Lasalle Co. in 50 7,000 in 55 35,000 has now 36,000. It is bisected bu a R. Road and a canal and is a thorough fare for passengers and freight to a large amount. It has many things combining to support a large population, such as water power, water lime cement, and coal mines. There are eight Cong. and 6 Presb. Ch. of the first 5 are self-supporting of the latter 2. An Old Sc. Ch. at Mendota and at Troy Grove where they have taken possession of a house of worship which others besides myself have aided in erecting.

A missionary is wanted to occupy the field left vacant 2 years since by the death of Br. Smith.



Kendell Co. in “50 had 7,000 in “55 10,000 has now 12,000. It has 3 Cong. and 1 Presb. Ch. all which are able to support their pastors. The County Seat (Oswego) has a feeble Cong. CH. and an Old School Ch. and there is a Cong. CH., organized at East Lisbon prospectively important when the R. Road makes it. Perhaps no other Missionary than Rev. A. Day is required at present. Ministers Bridgeman, Day, Forman, Chs. Newark, Lisbon, Bristol, Oswego.

Grundy Co. has in “50 3000 in “55 7,000 has now 9,000.

It has a strong Cong. Ch. at the county seat (Morris) a feeble Presb. Ch. at Mazon. It is a new county and left unoccupied until within a few years. I recollect that when I visited Br. Murphy and his sick wife I fount the land so level around him that I could not in a walk of 2 miles get out of sight and the Gopher hills were so numerous that she could not endure the rise I attempted to give her on account of continual jolting. There is an O.S. church at Morris and I think a Baptist Ch. at Gardner, a R.R. station.

Source data:
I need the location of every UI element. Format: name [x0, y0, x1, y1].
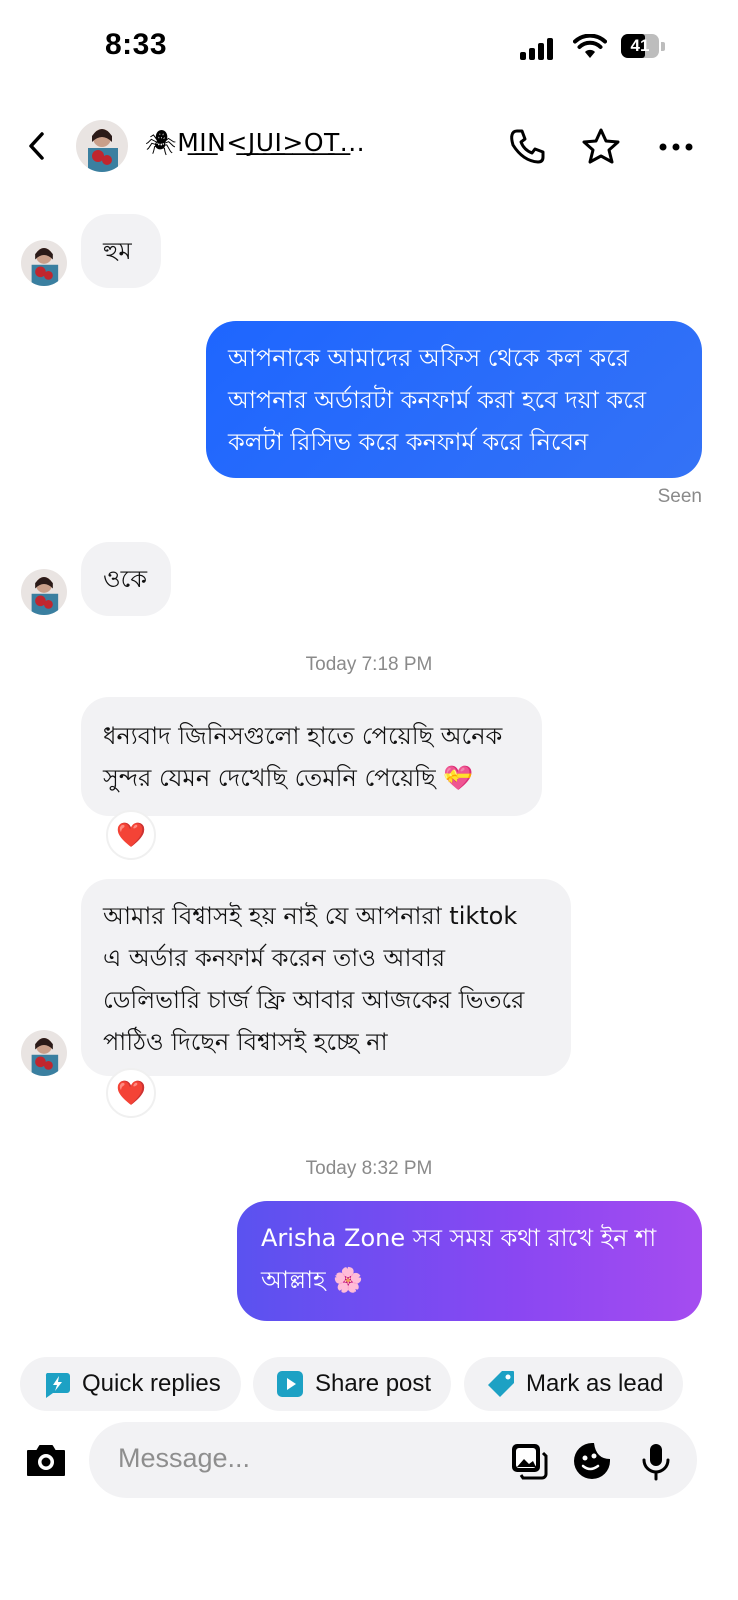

Short problem: Can you print the part of the county report starting at "Kendell Co. in" and ending at "has now 9,000."?

The output:
Kendell Co. in “50 had 7,000 in “55 10,000 has now 12,000. It has 3 Cong. and 1 Presb. Ch. all which are able to support their pastors. The County Seat (Oswego) has a feeble Cong. CH. and an Old School Ch. and there is a Cong. CH., organized at East Lisbon prospectively important when the R. Road makes it. Perhaps no other Missionary than Rev. A. Day is required at present. Ministers Bridgeman, Day, Forman, Chs. Newark, Lisbon, Bristol, Oswego.

Grundy Co. has in “50 3000 in “55 7,000 has now 9,000.